- **Task instructions**:
Below is a listing. Gather each line of it that contains "Strom".

[Figure data in JSON]
::::::
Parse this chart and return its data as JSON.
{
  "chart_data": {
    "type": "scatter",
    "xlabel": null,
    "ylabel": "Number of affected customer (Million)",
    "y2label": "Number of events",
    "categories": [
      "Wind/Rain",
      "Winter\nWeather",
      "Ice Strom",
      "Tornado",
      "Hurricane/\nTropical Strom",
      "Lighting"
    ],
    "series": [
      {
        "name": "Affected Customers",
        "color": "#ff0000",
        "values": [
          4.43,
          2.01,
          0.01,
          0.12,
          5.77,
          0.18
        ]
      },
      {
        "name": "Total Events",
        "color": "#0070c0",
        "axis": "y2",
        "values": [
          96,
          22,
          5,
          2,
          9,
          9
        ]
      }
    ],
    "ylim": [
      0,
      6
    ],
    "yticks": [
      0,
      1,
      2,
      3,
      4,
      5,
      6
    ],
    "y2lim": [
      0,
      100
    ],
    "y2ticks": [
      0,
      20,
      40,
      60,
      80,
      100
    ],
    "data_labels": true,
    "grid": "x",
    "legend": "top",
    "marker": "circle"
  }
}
::::::
- **Solution below**:
      "Ice Strom",
      "Hurricane/\nTropical Strom",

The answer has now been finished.